DO THIS: Wherever a line in the data below holds "xlabel", copy that line.

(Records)
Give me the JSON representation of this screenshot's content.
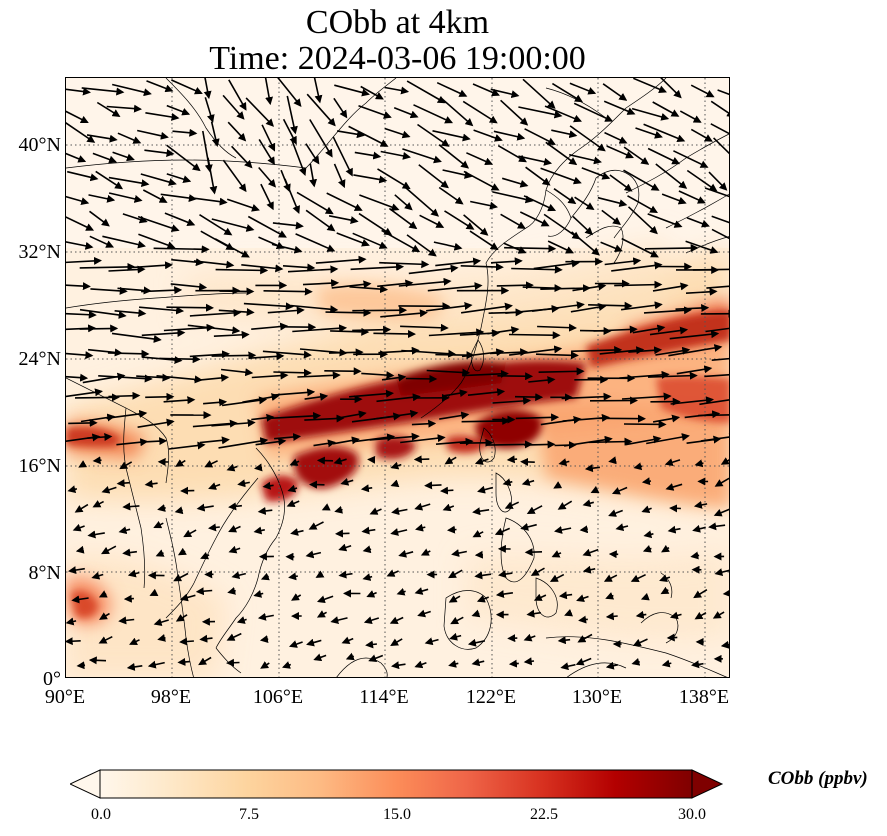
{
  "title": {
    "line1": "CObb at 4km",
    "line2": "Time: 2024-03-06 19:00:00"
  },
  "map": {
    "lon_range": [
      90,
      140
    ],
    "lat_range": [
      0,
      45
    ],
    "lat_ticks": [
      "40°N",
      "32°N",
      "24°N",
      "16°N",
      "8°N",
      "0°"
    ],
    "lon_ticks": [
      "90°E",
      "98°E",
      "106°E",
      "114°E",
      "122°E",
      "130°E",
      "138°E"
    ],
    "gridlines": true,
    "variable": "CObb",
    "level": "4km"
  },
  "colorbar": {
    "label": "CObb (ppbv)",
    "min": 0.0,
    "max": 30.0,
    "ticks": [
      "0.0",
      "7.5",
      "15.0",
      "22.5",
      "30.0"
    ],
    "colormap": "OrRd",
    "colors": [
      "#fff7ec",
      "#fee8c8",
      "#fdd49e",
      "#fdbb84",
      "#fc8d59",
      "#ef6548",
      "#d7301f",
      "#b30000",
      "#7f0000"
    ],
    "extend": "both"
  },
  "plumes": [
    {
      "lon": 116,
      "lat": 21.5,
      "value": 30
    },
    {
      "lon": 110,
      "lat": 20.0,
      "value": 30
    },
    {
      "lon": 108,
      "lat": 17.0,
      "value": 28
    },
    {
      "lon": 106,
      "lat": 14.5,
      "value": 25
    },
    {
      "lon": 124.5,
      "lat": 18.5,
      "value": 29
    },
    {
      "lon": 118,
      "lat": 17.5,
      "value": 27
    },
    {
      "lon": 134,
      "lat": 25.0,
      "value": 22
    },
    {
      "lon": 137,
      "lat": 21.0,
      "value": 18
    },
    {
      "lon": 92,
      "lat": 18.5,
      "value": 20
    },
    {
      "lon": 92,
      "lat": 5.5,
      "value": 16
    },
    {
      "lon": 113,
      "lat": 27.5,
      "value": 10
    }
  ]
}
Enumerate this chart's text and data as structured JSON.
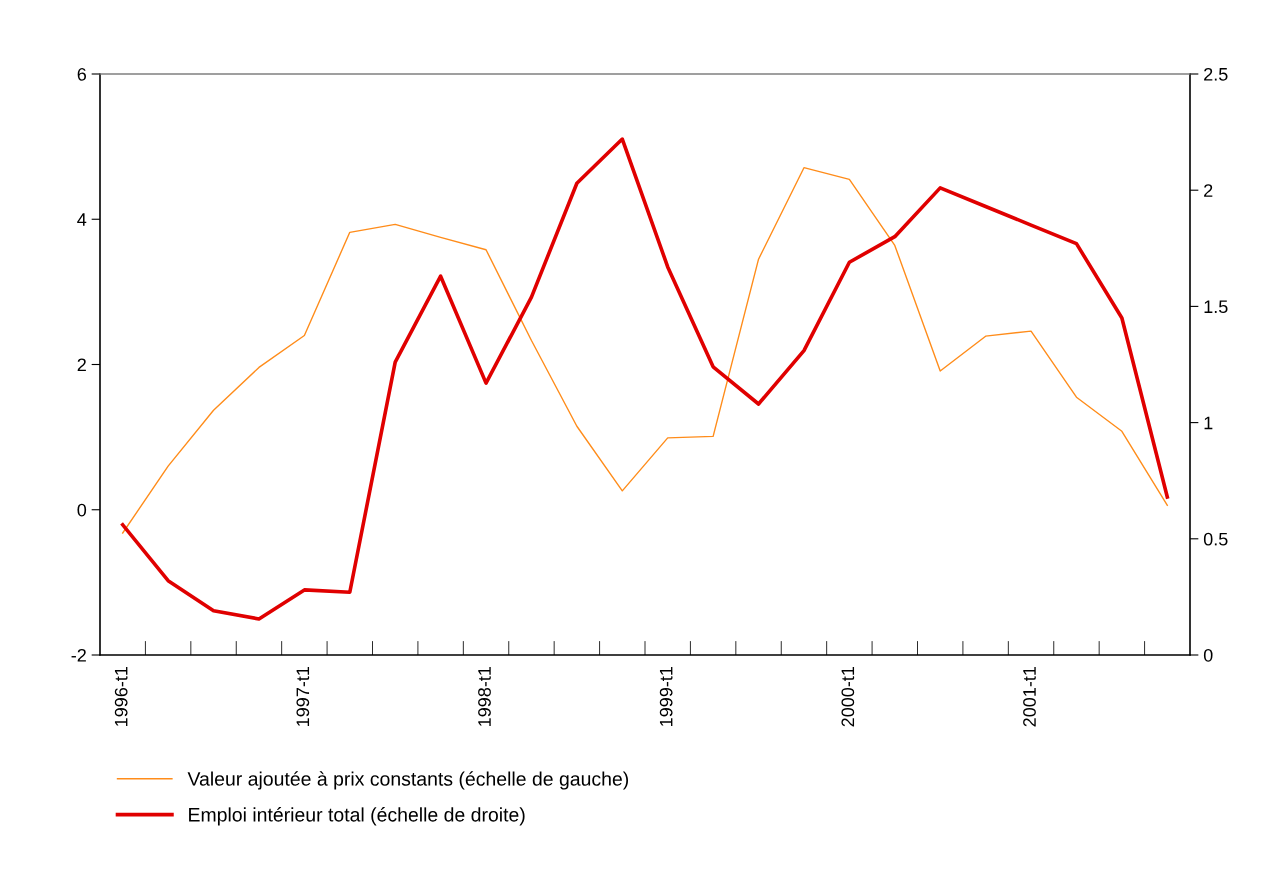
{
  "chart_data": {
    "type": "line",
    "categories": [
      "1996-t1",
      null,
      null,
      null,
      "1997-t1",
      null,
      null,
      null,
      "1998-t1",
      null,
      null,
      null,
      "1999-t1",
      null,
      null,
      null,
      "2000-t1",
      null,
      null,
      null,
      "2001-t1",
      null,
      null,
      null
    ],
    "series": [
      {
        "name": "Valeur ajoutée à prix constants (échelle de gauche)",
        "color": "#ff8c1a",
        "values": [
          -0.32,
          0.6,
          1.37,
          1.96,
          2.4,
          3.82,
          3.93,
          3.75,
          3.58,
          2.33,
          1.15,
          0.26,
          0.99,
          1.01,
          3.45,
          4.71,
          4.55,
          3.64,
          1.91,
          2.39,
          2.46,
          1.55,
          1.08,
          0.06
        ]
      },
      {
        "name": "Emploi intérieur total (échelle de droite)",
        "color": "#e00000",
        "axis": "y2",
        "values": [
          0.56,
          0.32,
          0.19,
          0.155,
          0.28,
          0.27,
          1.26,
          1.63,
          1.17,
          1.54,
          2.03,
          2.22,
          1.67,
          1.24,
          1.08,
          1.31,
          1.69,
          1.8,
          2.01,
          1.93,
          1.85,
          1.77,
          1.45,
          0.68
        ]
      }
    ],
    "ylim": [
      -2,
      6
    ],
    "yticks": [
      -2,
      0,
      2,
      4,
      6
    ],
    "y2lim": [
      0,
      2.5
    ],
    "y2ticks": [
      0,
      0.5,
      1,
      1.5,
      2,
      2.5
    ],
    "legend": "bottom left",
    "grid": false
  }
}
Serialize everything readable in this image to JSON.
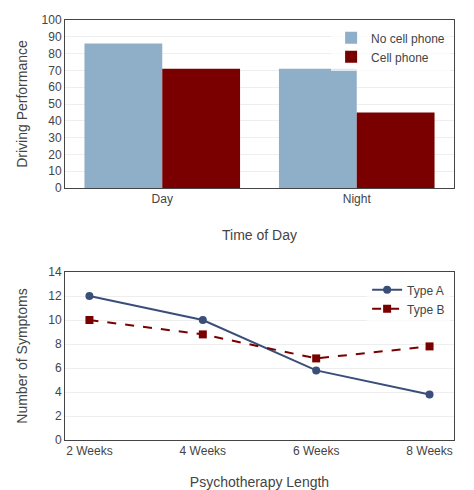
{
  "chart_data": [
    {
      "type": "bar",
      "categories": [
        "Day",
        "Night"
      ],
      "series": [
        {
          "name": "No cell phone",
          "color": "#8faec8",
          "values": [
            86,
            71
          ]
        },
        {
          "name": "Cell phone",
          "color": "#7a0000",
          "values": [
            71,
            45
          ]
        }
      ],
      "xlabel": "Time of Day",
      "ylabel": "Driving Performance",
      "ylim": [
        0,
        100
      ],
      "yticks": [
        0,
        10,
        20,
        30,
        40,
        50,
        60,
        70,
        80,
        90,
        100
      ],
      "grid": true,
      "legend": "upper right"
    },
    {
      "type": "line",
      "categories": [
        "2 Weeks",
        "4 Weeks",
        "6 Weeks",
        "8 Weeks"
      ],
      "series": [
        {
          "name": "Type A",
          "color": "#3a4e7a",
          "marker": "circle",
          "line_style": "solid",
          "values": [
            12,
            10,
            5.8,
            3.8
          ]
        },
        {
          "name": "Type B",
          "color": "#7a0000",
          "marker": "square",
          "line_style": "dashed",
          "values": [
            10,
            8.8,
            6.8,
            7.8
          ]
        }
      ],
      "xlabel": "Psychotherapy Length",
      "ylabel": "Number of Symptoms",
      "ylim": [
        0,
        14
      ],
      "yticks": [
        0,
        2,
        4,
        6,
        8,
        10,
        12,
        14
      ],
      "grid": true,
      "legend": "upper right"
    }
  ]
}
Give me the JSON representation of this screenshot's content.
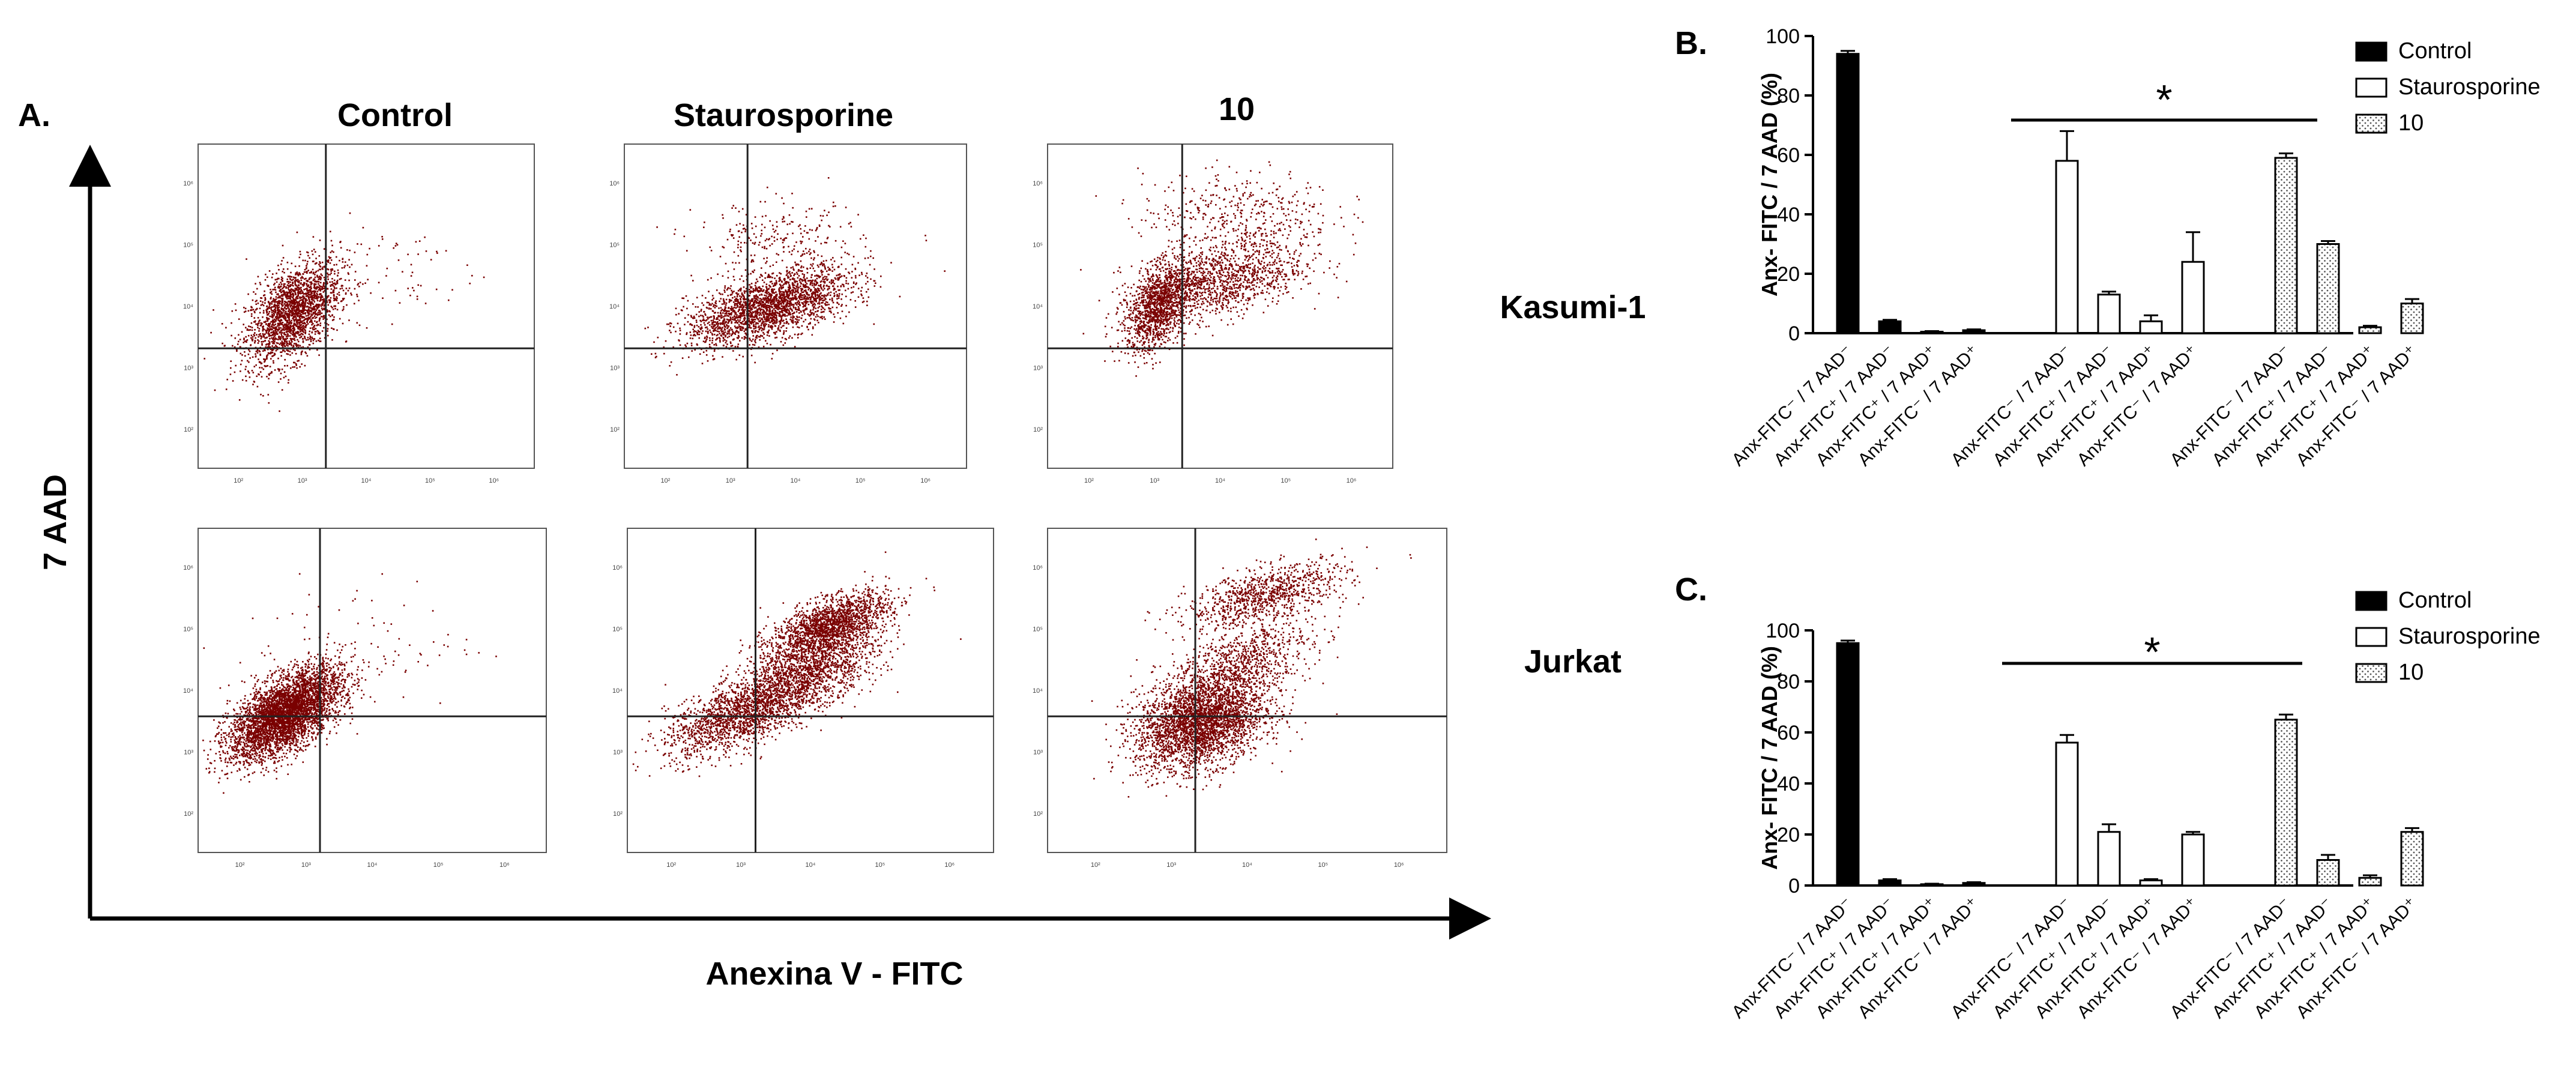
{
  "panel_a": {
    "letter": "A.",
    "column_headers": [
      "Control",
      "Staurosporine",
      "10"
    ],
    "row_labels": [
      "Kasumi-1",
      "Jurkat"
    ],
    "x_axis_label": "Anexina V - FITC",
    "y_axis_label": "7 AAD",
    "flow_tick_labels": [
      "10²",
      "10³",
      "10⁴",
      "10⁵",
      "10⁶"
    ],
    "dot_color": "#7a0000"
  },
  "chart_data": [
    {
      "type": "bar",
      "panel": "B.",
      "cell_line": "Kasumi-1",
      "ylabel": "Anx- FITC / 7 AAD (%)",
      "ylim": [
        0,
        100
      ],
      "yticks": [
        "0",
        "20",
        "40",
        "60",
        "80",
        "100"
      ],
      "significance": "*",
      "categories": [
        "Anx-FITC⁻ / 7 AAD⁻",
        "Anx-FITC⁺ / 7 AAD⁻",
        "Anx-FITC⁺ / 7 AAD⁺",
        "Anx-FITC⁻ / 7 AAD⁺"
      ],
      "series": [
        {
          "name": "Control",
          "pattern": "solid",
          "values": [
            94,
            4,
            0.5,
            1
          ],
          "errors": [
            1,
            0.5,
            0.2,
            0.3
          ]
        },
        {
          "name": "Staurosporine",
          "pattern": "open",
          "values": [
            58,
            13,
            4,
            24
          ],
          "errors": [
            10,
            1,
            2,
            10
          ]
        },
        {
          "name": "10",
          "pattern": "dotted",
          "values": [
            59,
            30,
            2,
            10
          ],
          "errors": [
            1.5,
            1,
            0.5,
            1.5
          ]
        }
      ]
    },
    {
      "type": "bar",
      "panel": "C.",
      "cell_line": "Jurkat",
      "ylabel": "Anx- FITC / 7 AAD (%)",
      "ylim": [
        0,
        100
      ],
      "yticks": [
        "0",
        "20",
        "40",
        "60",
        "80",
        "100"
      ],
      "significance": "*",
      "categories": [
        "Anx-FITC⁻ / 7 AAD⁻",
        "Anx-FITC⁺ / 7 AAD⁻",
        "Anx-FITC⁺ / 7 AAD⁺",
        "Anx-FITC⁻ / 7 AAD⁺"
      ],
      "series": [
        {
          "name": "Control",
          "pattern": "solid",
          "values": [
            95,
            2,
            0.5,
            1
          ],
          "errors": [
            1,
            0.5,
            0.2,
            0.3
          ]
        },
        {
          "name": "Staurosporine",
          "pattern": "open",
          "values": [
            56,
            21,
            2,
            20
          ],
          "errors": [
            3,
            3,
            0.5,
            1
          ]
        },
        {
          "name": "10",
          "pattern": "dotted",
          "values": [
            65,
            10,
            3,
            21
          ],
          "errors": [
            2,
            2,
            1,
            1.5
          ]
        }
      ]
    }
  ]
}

EXERCISE RESPONSE:
      "xlabel": "Time of Day",
      "xlabel": "Psychotherapy Length",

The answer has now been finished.